Repeat the material verbatim and drop the pictures.

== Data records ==
□ □ □ □ □ □ □

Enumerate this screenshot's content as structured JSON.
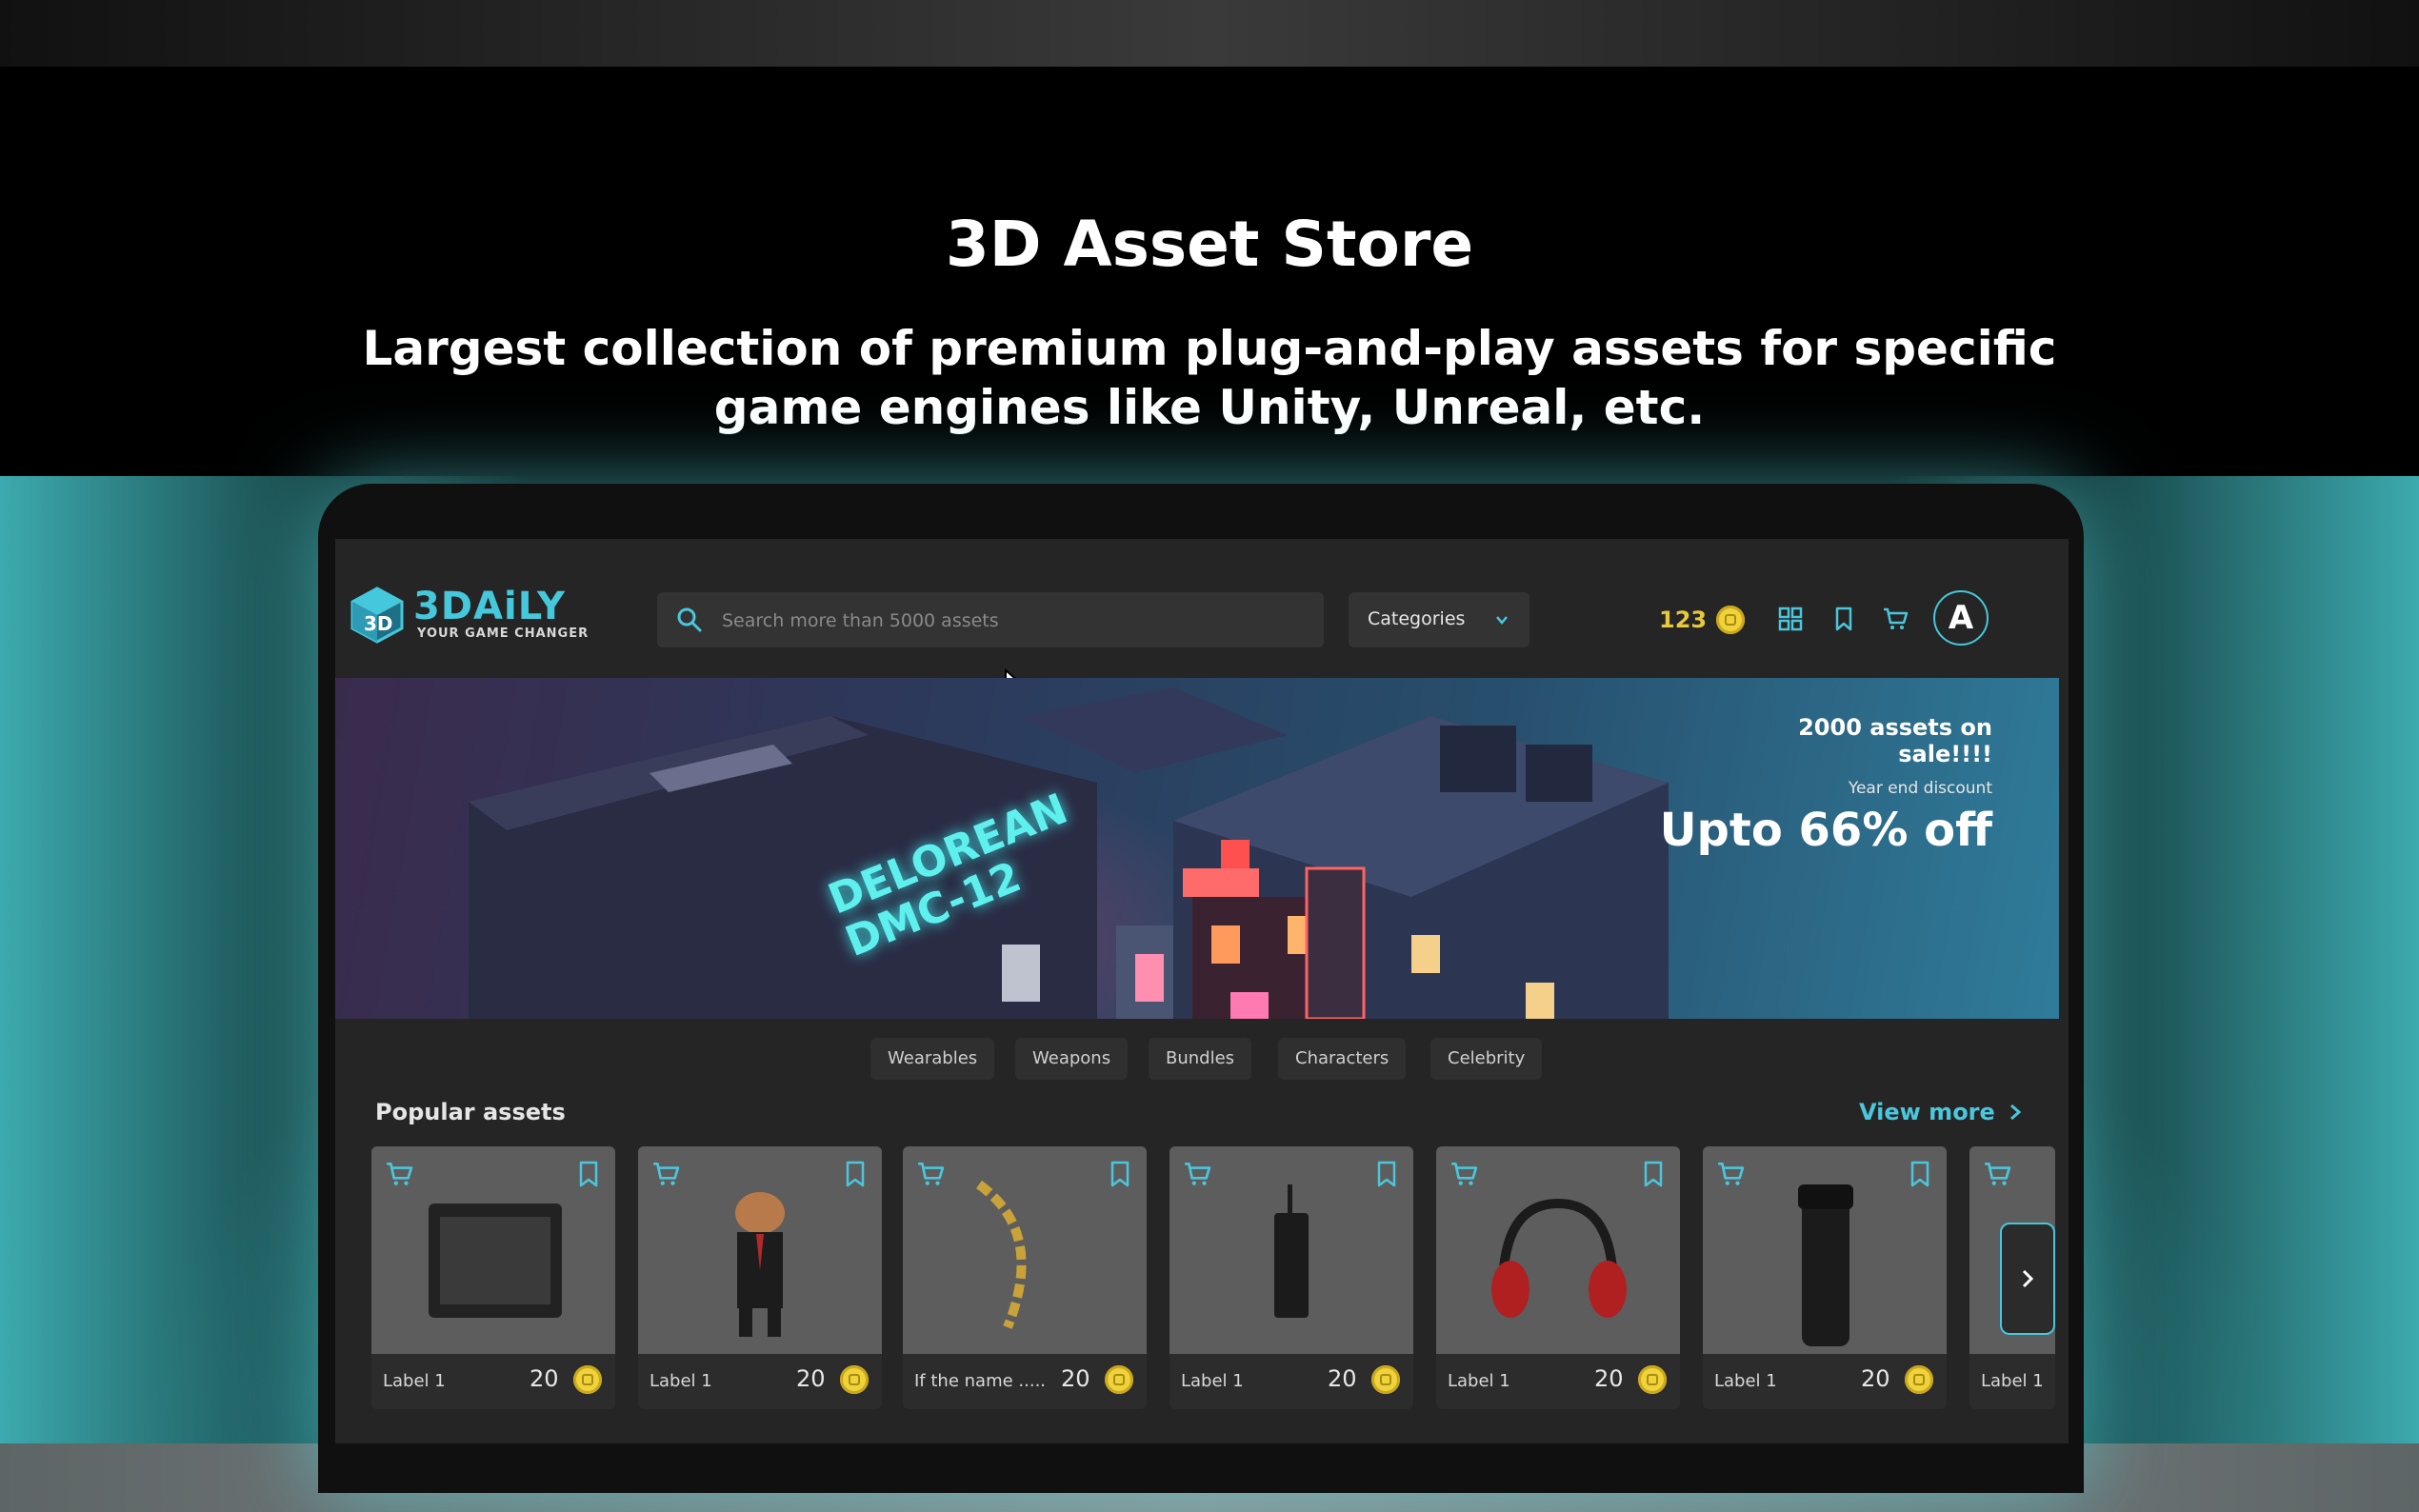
{
  "hero": {
    "title": "3D Asset Store",
    "subtitle": "Largest collection of premium plug-and-play assets for specific game engines like Unity, Unreal, etc."
  },
  "header": {
    "logo_text": "3DAiLY",
    "logo_tagline": "YOUR GAME CHANGER",
    "search_placeholder": "Search more than 5000 assets",
    "categories_label": "Categories",
    "coin_count": "123",
    "avatar_letter": "A"
  },
  "banner": {
    "sale_text": "2000 assets on sale!!!!",
    "subtext": "Year end discount",
    "discount_text": "Upto 66% off",
    "neon_sign": "DELOREAN\nDMC-12"
  },
  "chips": [
    "Wearables",
    "Weapons",
    "Bundles",
    "Characters",
    "Celebrity"
  ],
  "popular": {
    "title": "Popular assets",
    "view_more": "View more",
    "cards": [
      {
        "label": "Label 1",
        "price": "20"
      },
      {
        "label": "Label 1",
        "price": "20"
      },
      {
        "label": "If the name .....",
        "price": "20"
      },
      {
        "label": "Label 1",
        "price": "20"
      },
      {
        "label": "Label 1",
        "price": "20"
      },
      {
        "label": "Label 1",
        "price": "20"
      },
      {
        "label": "Label 1",
        "price": ""
      }
    ]
  },
  "colors": {
    "accent": "#45c8dc",
    "coin": "#f0d23a",
    "glow": "#50d2d7"
  }
}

□ □ □ □ □ □ □

== TASK SOLUTION ==
Enumerate this screenshot's content as structured JSON.
{
  "hero": {
    "title": "3D Asset Store",
    "subtitle": "Largest collection of premium plug-and-play assets for specific game engines like Unity, Unreal, etc."
  },
  "header": {
    "logo_text": "3DAiLY",
    "logo_tagline": "YOUR GAME CHANGER",
    "search_placeholder": "Search more than 5000 assets",
    "categories_label": "Categories",
    "coin_count": "123",
    "avatar_letter": "A"
  },
  "banner": {
    "sale_text": "2000 assets on sale!!!!",
    "subtext": "Year end discount",
    "discount_text": "Upto 66% off",
    "neon_sign": "DELOREAN\nDMC-12"
  },
  "chips": [
    "Wearables",
    "Weapons",
    "Bundles",
    "Characters",
    "Celebrity"
  ],
  "popular": {
    "title": "Popular assets",
    "view_more": "View more",
    "cards": [
      {
        "label": "Label 1",
        "price": "20"
      },
      {
        "label": "Label 1",
        "price": "20"
      },
      {
        "label": "If the name .....",
        "price": "20"
      },
      {
        "label": "Label 1",
        "price": "20"
      },
      {
        "label": "Label 1",
        "price": "20"
      },
      {
        "label": "Label 1",
        "price": "20"
      },
      {
        "label": "Label 1",
        "price": ""
      }
    ]
  },
  "colors": {
    "accent": "#45c8dc",
    "coin": "#f0d23a",
    "glow": "#50d2d7"
  }
}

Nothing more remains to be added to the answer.